# Data records
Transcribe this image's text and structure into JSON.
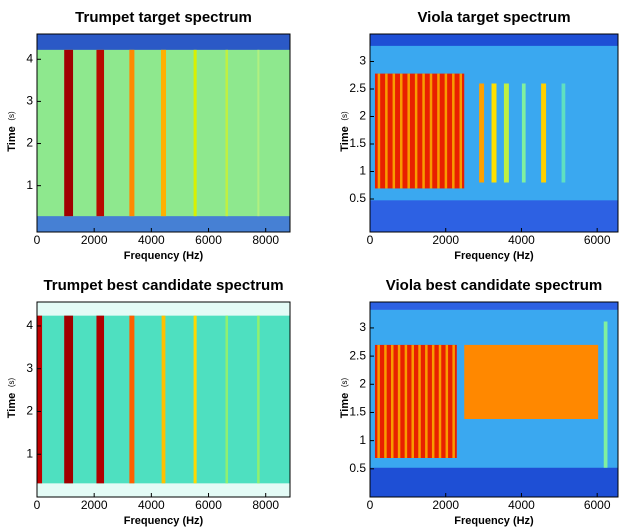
{
  "chart_data": [
    {
      "type": "heatmap",
      "title": "Trumpet target spectrum",
      "xlabel": "Frequency (Hz)",
      "ylabel": "Time",
      "yunit": "(s)",
      "xlim": [
        0,
        8850
      ],
      "xticks": [
        0,
        2000,
        4000,
        6000,
        8000
      ],
      "ylim": [
        -0.1,
        4.6
      ],
      "yticks": [
        1,
        2,
        3,
        4
      ]
    },
    {
      "type": "heatmap",
      "title": "Viola target spectrum",
      "xlabel": "Frequency (Hz)",
      "ylabel": "Time",
      "yunit": "(s)",
      "xlim": [
        0,
        6550
      ],
      "xticks": [
        0,
        2000,
        4000,
        6000
      ],
      "ylim": [
        -0.1,
        3.5
      ],
      "yticks": [
        0.5,
        1,
        1.5,
        2,
        2.5,
        3
      ]
    },
    {
      "type": "heatmap",
      "title": "Trumpet best candidate spectrum",
      "xlabel": "Frequency (Hz)",
      "ylabel": "Time",
      "yunit": "(s)",
      "xlim": [
        0,
        8850
      ],
      "xticks": [
        0,
        2000,
        4000,
        6000,
        8000
      ],
      "ylim": [
        0,
        4.56
      ],
      "yticks": [
        1,
        2,
        3,
        4
      ]
    },
    {
      "type": "heatmap",
      "title": "Viola best candidate spectrum",
      "xlabel": "Frequency (Hz)",
      "ylabel": "Time",
      "yunit": "(s)",
      "xlim": [
        0,
        6550
      ],
      "xticks": [
        0,
        2000,
        4000,
        6000
      ],
      "ylim": [
        0,
        3.46
      ],
      "yticks": [
        0.5,
        1,
        1.5,
        2,
        2.5,
        3
      ]
    }
  ]
}
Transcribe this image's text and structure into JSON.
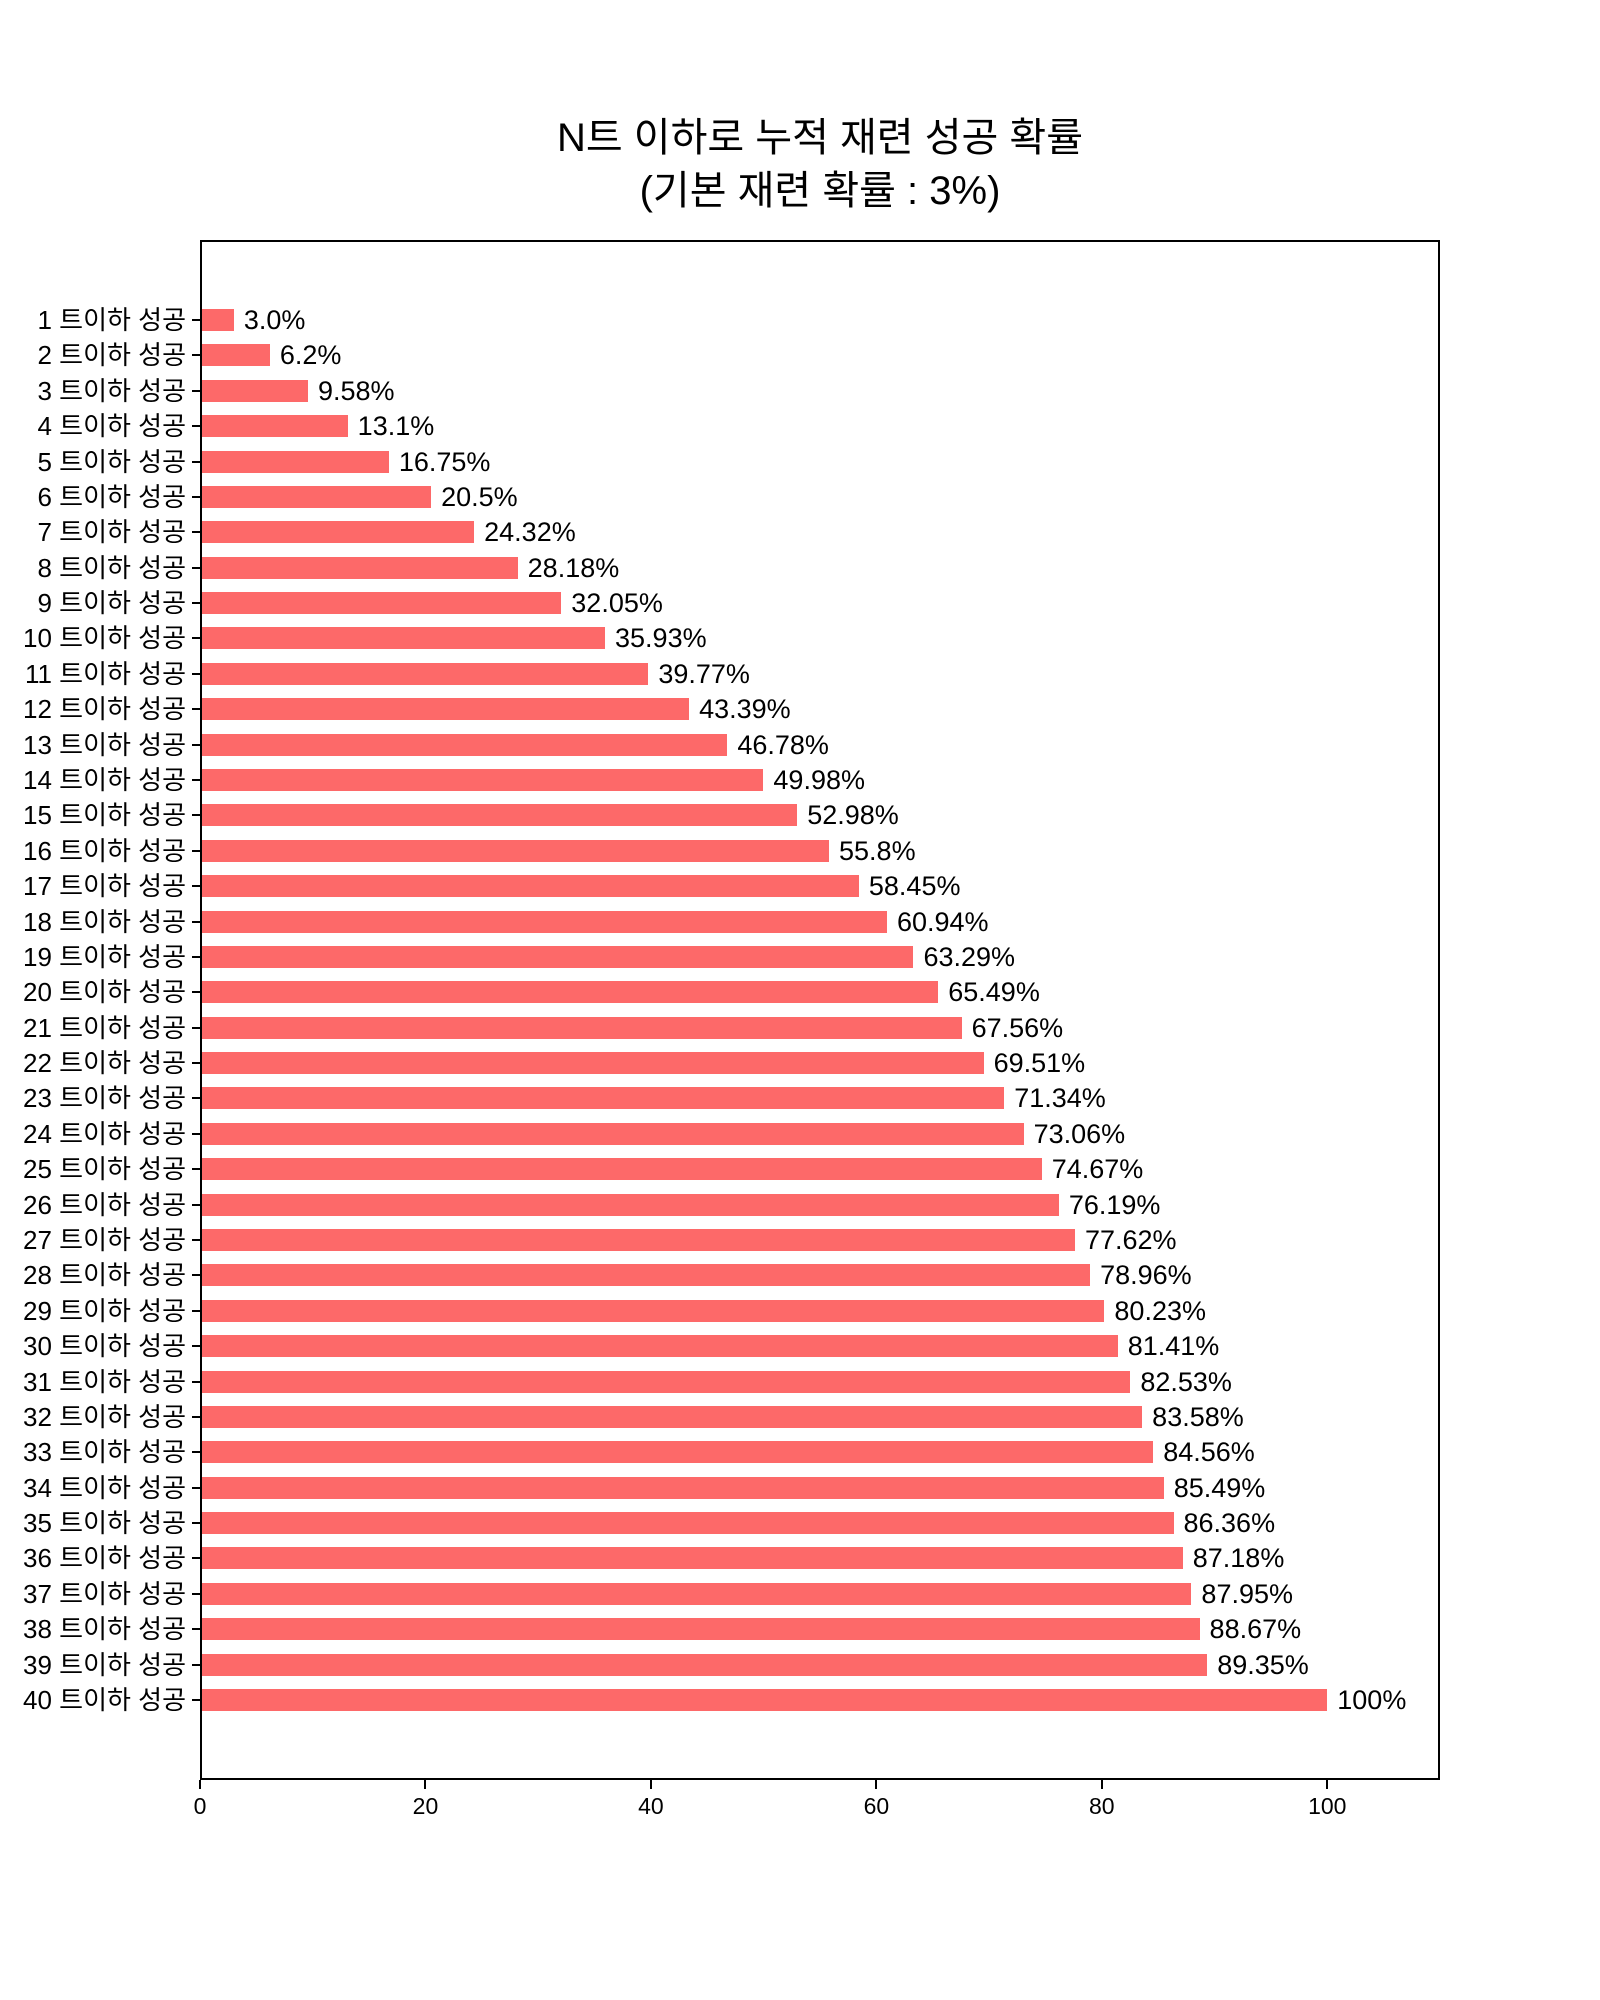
{
  "chart_data": {
    "type": "bar",
    "orientation": "horizontal",
    "title_line1": "N트 이하로 누적 재련 성공 확률",
    "title_line2": "(기본 재련 확률 : 3%)",
    "categories": [
      "1 트이하 성공",
      "2 트이하 성공",
      "3 트이하 성공",
      "4 트이하 성공",
      "5 트이하 성공",
      "6 트이하 성공",
      "7 트이하 성공",
      "8 트이하 성공",
      "9 트이하 성공",
      "10 트이하 성공",
      "11 트이하 성공",
      "12 트이하 성공",
      "13 트이하 성공",
      "14 트이하 성공",
      "15 트이하 성공",
      "16 트이하 성공",
      "17 트이하 성공",
      "18 트이하 성공",
      "19 트이하 성공",
      "20 트이하 성공",
      "21 트이하 성공",
      "22 트이하 성공",
      "23 트이하 성공",
      "24 트이하 성공",
      "25 트이하 성공",
      "26 트이하 성공",
      "27 트이하 성공",
      "28 트이하 성공",
      "29 트이하 성공",
      "30 트이하 성공",
      "31 트이하 성공",
      "32 트이하 성공",
      "33 트이하 성공",
      "34 트이하 성공",
      "35 트이하 성공",
      "36 트이하 성공",
      "37 트이하 성공",
      "38 트이하 성공",
      "39 트이하 성공",
      "40 트이하 성공"
    ],
    "values": [
      3.0,
      6.2,
      9.58,
      13.1,
      16.75,
      20.5,
      24.32,
      28.18,
      32.05,
      35.93,
      39.77,
      43.39,
      46.78,
      49.98,
      52.98,
      55.8,
      58.45,
      60.94,
      63.29,
      65.49,
      67.56,
      69.51,
      71.34,
      73.06,
      74.67,
      76.19,
      77.62,
      78.96,
      80.23,
      81.41,
      82.53,
      83.58,
      84.56,
      85.49,
      86.36,
      87.18,
      87.95,
      88.67,
      89.35,
      100
    ],
    "value_labels": [
      "3.0%",
      "6.2%",
      "9.58%",
      "13.1%",
      "16.75%",
      "20.5%",
      "24.32%",
      "28.18%",
      "32.05%",
      "35.93%",
      "39.77%",
      "43.39%",
      "46.78%",
      "49.98%",
      "52.98%",
      "55.8%",
      "58.45%",
      "60.94%",
      "63.29%",
      "65.49%",
      "67.56%",
      "69.51%",
      "71.34%",
      "73.06%",
      "74.67%",
      "76.19%",
      "77.62%",
      "78.96%",
      "80.23%",
      "81.41%",
      "82.53%",
      "83.58%",
      "84.56%",
      "85.49%",
      "86.36%",
      "87.18%",
      "87.95%",
      "88.67%",
      "89.35%",
      "100%"
    ],
    "x_ticks": [
      "0",
      "20",
      "40",
      "60",
      "80",
      "100"
    ],
    "x_tick_values": [
      0,
      20,
      40,
      60,
      80,
      100
    ],
    "xlim": [
      0,
      110
    ],
    "ylabel": "",
    "xlabel": "",
    "grid": false,
    "legend": false,
    "bar_color": "#FD6969",
    "text_color": "#000000",
    "axis_color": "#000000",
    "background_color": "#ffffff"
  }
}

# Task directions
Write out again every line above exactly as given; the pictures do not belong in the copy.

# Task answer
Transcribe this image's text and structure into JSON.
{
  "chart_data": [
    {
      "type": "heatmap",
      "title": "Trumpet target spectrum",
      "xlabel": "Frequency (Hz)",
      "ylabel": "Time",
      "yunit": "(s)",
      "xlim": [
        0,
        8850
      ],
      "xticks": [
        0,
        2000,
        4000,
        6000,
        8000
      ],
      "ylim": [
        -0.1,
        4.6
      ],
      "yticks": [
        1,
        2,
        3,
        4
      ]
    },
    {
      "type": "heatmap",
      "title": "Viola target spectrum",
      "xlabel": "Frequency (Hz)",
      "ylabel": "Time",
      "yunit": "(s)",
      "xlim": [
        0,
        6550
      ],
      "xticks": [
        0,
        2000,
        4000,
        6000
      ],
      "ylim": [
        -0.1,
        3.5
      ],
      "yticks": [
        0.5,
        1,
        1.5,
        2,
        2.5,
        3
      ]
    },
    {
      "type": "heatmap",
      "title": "Trumpet best candidate spectrum",
      "xlabel": "Frequency (Hz)",
      "ylabel": "Time",
      "yunit": "(s)",
      "xlim": [
        0,
        8850
      ],
      "xticks": [
        0,
        2000,
        4000,
        6000,
        8000
      ],
      "ylim": [
        0,
        4.56
      ],
      "yticks": [
        1,
        2,
        3,
        4
      ]
    },
    {
      "type": "heatmap",
      "title": "Viola best candidate spectrum",
      "xlabel": "Frequency (Hz)",
      "ylabel": "Time",
      "yunit": "(s)",
      "xlim": [
        0,
        6550
      ],
      "xticks": [
        0,
        2000,
        4000,
        6000
      ],
      "ylim": [
        0,
        3.46
      ],
      "yticks": [
        0.5,
        1,
        1.5,
        2,
        2.5,
        3
      ]
    }
  ]
}
Transcribe this image's text and structure into JSON.
{
  "chart_data": {
    "type": "bar",
    "orientation": "horizontal",
    "title_line1": "N트 이하로 누적 재련 성공 확률",
    "title_line2": "(기본 재련 확률 : 3%)",
    "categories": [
      "1 트이하 성공",
      "2 트이하 성공",
      "3 트이하 성공",
      "4 트이하 성공",
      "5 트이하 성공",
      "6 트이하 성공",
      "7 트이하 성공",
      "8 트이하 성공",
      "9 트이하 성공",
      "10 트이하 성공",
      "11 트이하 성공",
      "12 트이하 성공",
      "13 트이하 성공",
      "14 트이하 성공",
      "15 트이하 성공",
      "16 트이하 성공",
      "17 트이하 성공",
      "18 트이하 성공",
      "19 트이하 성공",
      "20 트이하 성공",
      "21 트이하 성공",
      "22 트이하 성공",
      "23 트이하 성공",
      "24 트이하 성공",
      "25 트이하 성공",
      "26 트이하 성공",
      "27 트이하 성공",
      "28 트이하 성공",
      "29 트이하 성공",
      "30 트이하 성공",
      "31 트이하 성공",
      "32 트이하 성공",
      "33 트이하 성공",
      "34 트이하 성공",
      "35 트이하 성공",
      "36 트이하 성공",
      "37 트이하 성공",
      "38 트이하 성공",
      "39 트이하 성공",
      "40 트이하 성공"
    ],
    "values": [
      3.0,
      6.2,
      9.58,
      13.1,
      16.75,
      20.5,
      24.32,
      28.18,
      32.05,
      35.93,
      39.77,
      43.39,
      46.78,
      49.98,
      52.98,
      55.8,
      58.45,
      60.94,
      63.29,
      65.49,
      67.56,
      69.51,
      71.34,
      73.06,
      74.67,
      76.19,
      77.62,
      78.96,
      80.23,
      81.41,
      82.53,
      83.58,
      84.56,
      85.49,
      86.36,
      87.18,
      87.95,
      88.67,
      89.35,
      100
    ],
    "value_labels": [
      "3.0%",
      "6.2%",
      "9.58%",
      "13.1%",
      "16.75%",
      "20.5%",
      "24.32%",
      "28.18%",
      "32.05%",
      "35.93%",
      "39.77%",
      "43.39%",
      "46.78%",
      "49.98%",
      "52.98%",
      "55.8%",
      "58.45%",
      "60.94%",
      "63.29%",
      "65.49%",
      "67.56%",
      "69.51%",
      "71.34%",
      "73.06%",
      "74.67%",
      "76.19%",
      "77.62%",
      "78.96%",
      "80.23%",
      "81.41%",
      "82.53%",
      "83.58%",
      "84.56%",
      "85.49%",
      "86.36%",
      "87.18%",
      "87.95%",
      "88.67%",
      "89.35%",
      "100%"
    ],
    "x_ticks": [
      "0",
      "20",
      "40",
      "60",
      "80",
      "100"
    ],
    "x_tick_values": [
      0,
      20,
      40,
      60,
      80,
      100
    ],
    "xlim": [
      0,
      110
    ],
    "ylabel": "",
    "xlabel": "",
    "grid": false,
    "legend": false,
    "bar_color": "#FD6969",
    "text_color": "#000000",
    "axis_color": "#000000",
    "background_color": "#ffffff"
  }
}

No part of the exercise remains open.